Stated problem => What lines of the data include the string "title"? Copy them all.

Extracted information =>
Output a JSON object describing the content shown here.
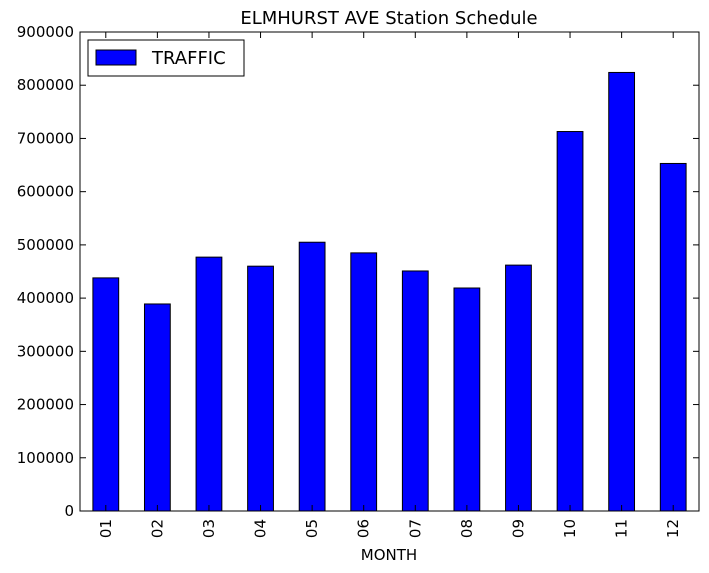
{
  "chart_data": {
    "type": "bar",
    "title": "ELMHURST AVE Station Schedule",
    "xlabel": "MONTH",
    "ylabel": "",
    "categories": [
      "01",
      "02",
      "03",
      "04",
      "05",
      "06",
      "07",
      "08",
      "09",
      "10",
      "11",
      "12"
    ],
    "series": [
      {
        "name": "TRAFFIC",
        "color": "#0000ff",
        "values": [
          438000,
          389000,
          477000,
          460000,
          505000,
          485000,
          451000,
          419000,
          462000,
          713000,
          824000,
          653000
        ]
      }
    ],
    "ylim": [
      0,
      900000
    ],
    "yticks": [
      0,
      100000,
      200000,
      300000,
      400000,
      500000,
      600000,
      700000,
      800000,
      900000
    ],
    "ytick_labels": [
      "0",
      "100000",
      "200000",
      "300000",
      "400000",
      "500000",
      "600000",
      "700000",
      "800000",
      "900000"
    ],
    "grid": false,
    "legend_position": "top-left"
  }
}
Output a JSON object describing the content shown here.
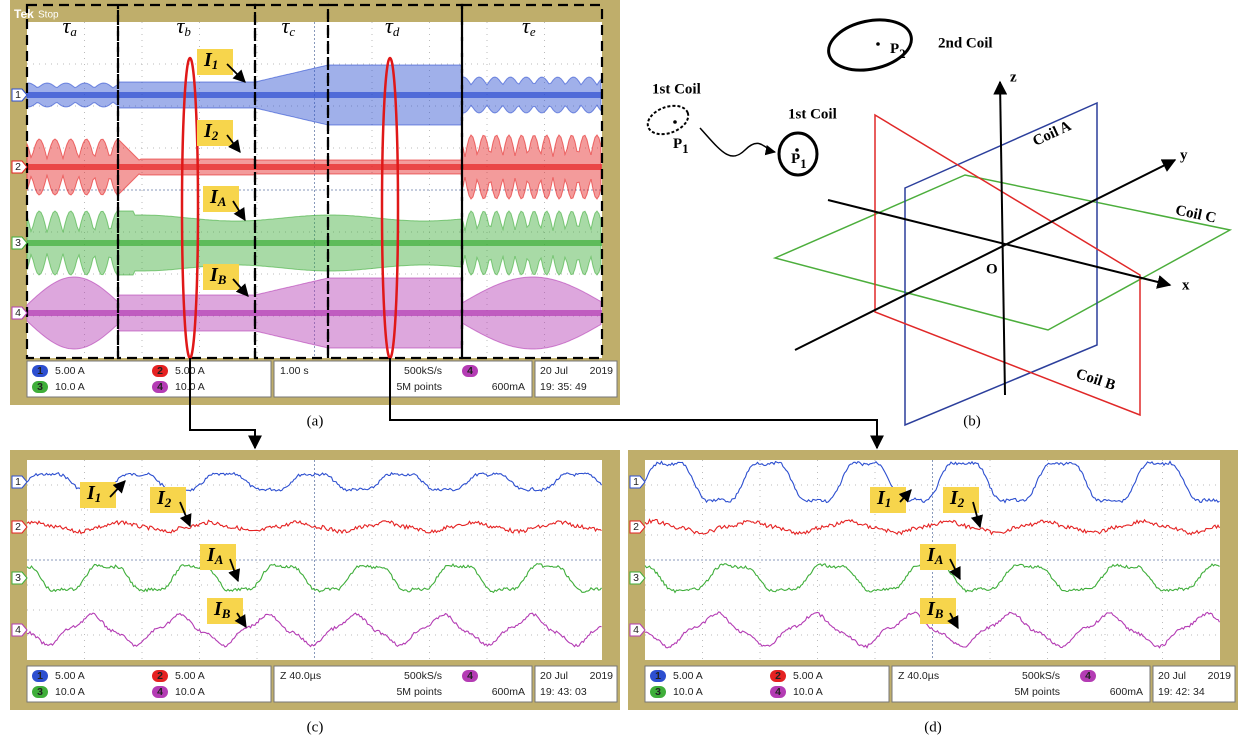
{
  "panel_a": {
    "caption": "(a)",
    "brand": "Tek",
    "state": "Stop",
    "intervals": [
      {
        "base": "τ",
        "sub": "a"
      },
      {
        "base": "τ",
        "sub": "b"
      },
      {
        "base": "τ",
        "sub": "c"
      },
      {
        "base": "τ",
        "sub": "d"
      },
      {
        "base": "τ",
        "sub": "e"
      }
    ],
    "markers": [
      "1",
      "2",
      "3",
      "4"
    ],
    "labels": [
      {
        "base": "I",
        "sub": "1"
      },
      {
        "base": "I",
        "sub": "2"
      },
      {
        "base": "I",
        "sub": "A"
      },
      {
        "base": "I",
        "sub": "B"
      }
    ],
    "status": {
      "channels": [
        {
          "num": "1",
          "scale": "5.00 A"
        },
        {
          "num": "2",
          "scale": "5.00 A"
        },
        {
          "num": "3",
          "scale": "10.0 A"
        },
        {
          "num": "4",
          "scale": "10.0 A"
        }
      ],
      "time": "1.00 s",
      "rate": "500kS/s",
      "points": "5M points",
      "trig_ch": "4",
      "trig_level": "600mA",
      "date": "20 Jul",
      "year": "2019",
      "clock": "19: 35: 49"
    }
  },
  "panel_b": {
    "caption": "(b)",
    "second_coil": "2nd Coil",
    "p2": {
      "base": "P",
      "sub": "2"
    },
    "first_coil_a": "1st Coil",
    "p1_a": {
      "base": "P",
      "sub": "1"
    },
    "first_coil_b": "1st Coil",
    "p1_b": {
      "base": "P",
      "sub": "1"
    },
    "axis_z": "z",
    "axis_y": "y",
    "axis_x": "x",
    "origin": "O",
    "coil_a": "Coil A",
    "coil_b": "Coil B",
    "coil_c": "Coil C"
  },
  "panel_c": {
    "caption": "(c)",
    "markers": [
      "1",
      "2",
      "3",
      "4"
    ],
    "labels": [
      {
        "base": "I",
        "sub": "1"
      },
      {
        "base": "I",
        "sub": "2"
      },
      {
        "base": "I",
        "sub": "A"
      },
      {
        "base": "I",
        "sub": "B"
      }
    ],
    "status": {
      "channels": [
        {
          "num": "1",
          "scale": "5.00 A"
        },
        {
          "num": "2",
          "scale": "5.00 A"
        },
        {
          "num": "3",
          "scale": "10.0 A"
        },
        {
          "num": "4",
          "scale": "10.0 A"
        }
      ],
      "time": "Z 40.0µs",
      "rate": "500kS/s",
      "points": "5M points",
      "trig_ch": "4",
      "trig_level": "600mA",
      "date": "20 Jul",
      "year": "2019",
      "clock": "19: 43: 03"
    }
  },
  "panel_d": {
    "caption": "(d)",
    "markers": [
      "1",
      "2",
      "3",
      "4"
    ],
    "labels": [
      {
        "base": "I",
        "sub": "1"
      },
      {
        "base": "I",
        "sub": "2"
      },
      {
        "base": "I",
        "sub": "A"
      },
      {
        "base": "I",
        "sub": "B"
      }
    ],
    "status": {
      "channels": [
        {
          "num": "1",
          "scale": "5.00 A"
        },
        {
          "num": "2",
          "scale": "5.00 A"
        },
        {
          "num": "3",
          "scale": "10.0 A"
        },
        {
          "num": "4",
          "scale": "10.0 A"
        }
      ],
      "time": "Z 40.0µs",
      "rate": "500kS/s",
      "points": "5M points",
      "trig_ch": "4",
      "trig_level": "600mA",
      "date": "20 Jul",
      "year": "2019",
      "clock": "19: 42: 34"
    }
  }
}
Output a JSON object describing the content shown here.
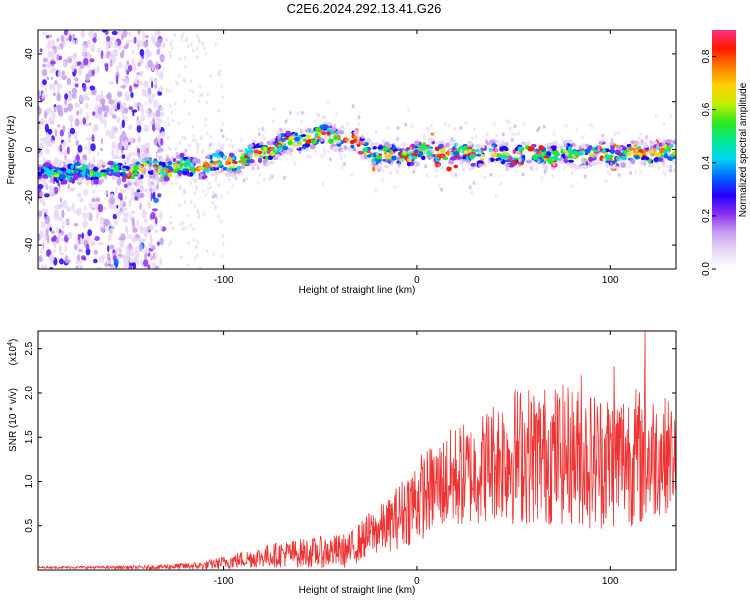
{
  "title": "C2E6.2024.292.13.41.G26",
  "chart_data": [
    {
      "type": "heatmap",
      "xlabel": "Height of straight line (km)",
      "ylabel": "Frequency (Hz)",
      "xlim": [
        -196,
        134
      ],
      "ylim": [
        -50,
        50
      ],
      "xticks": [
        -100,
        0,
        100
      ],
      "yticks": [
        -40,
        -20,
        0,
        20,
        40
      ],
      "colorbar": {
        "label": "Normalized spectral amplitude",
        "range": [
          0.0,
          0.9
        ],
        "ticks": [
          "0.0",
          "0.2",
          "0.4",
          "0.6",
          "0.8"
        ],
        "colors": [
          "#ffffff",
          "#e8d8f4",
          "#c79cf0",
          "#8b2ff0",
          "#2200ff",
          "#0066ff",
          "#00d8f0",
          "#00e890",
          "#2ee81a",
          "#c8f000",
          "#ffd000",
          "#ff7a00",
          "#ff1a00",
          "#ff2f85"
        ]
      },
      "center_line": {
        "x": [
          -196,
          -150,
          -130,
          -110,
          -90,
          -70,
          -55,
          -45,
          -38,
          -30,
          -20,
          -10,
          0,
          15,
          30,
          50,
          70,
          90,
          110,
          125,
          134
        ],
        "y": [
          -10,
          -9,
          -8,
          -7,
          -4,
          2,
          5,
          6,
          5,
          2,
          -2,
          -3,
          -1,
          -1,
          -2,
          -2,
          -2,
          -2,
          -2,
          -1,
          -2
        ]
      }
    },
    {
      "type": "line",
      "xlabel": "Height of straight line (km)",
      "ylabel": "SNR (10 * v/v)",
      "scale_label": "(x10",
      "scale_exp": "4",
      "xlim": [
        -196,
        134
      ],
      "ylim": [
        0,
        2.7
      ],
      "xticks": [
        -100,
        0,
        100
      ],
      "yticks": [
        "0.5",
        "1.0",
        "1.5",
        "2.0",
        "2.5"
      ],
      "color": "#ee3333",
      "series_envelope": {
        "x": [
          -196,
          -140,
          -110,
          -90,
          -70,
          -50,
          -35,
          -25,
          -15,
          0,
          10,
          20,
          30,
          40,
          50,
          60,
          70,
          80,
          90,
          100,
          110,
          118,
          125,
          134
        ],
        "median": [
          0.03,
          0.03,
          0.05,
          0.12,
          0.18,
          0.2,
          0.22,
          0.4,
          0.5,
          0.8,
          0.95,
          1.05,
          1.1,
          1.25,
          1.3,
          1.3,
          1.3,
          1.3,
          1.25,
          1.25,
          1.3,
          1.25,
          1.3,
          1.3
        ],
        "spread": [
          0.01,
          0.02,
          0.05,
          0.1,
          0.15,
          0.18,
          0.2,
          0.25,
          0.3,
          0.5,
          0.5,
          0.6,
          0.6,
          0.7,
          0.8,
          0.8,
          0.8,
          0.8,
          0.8,
          0.8,
          0.8,
          0.8,
          0.7,
          0.6
        ],
        "peaks": [
          [
            85,
            2.2
          ],
          [
            102,
            2.3
          ],
          [
            118,
            2.7
          ]
        ]
      }
    }
  ]
}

Exercise output =>
    "title": "ELMHURST AVE Station Schedule",
  "title": "C2E6.2024.292.13.41.G26",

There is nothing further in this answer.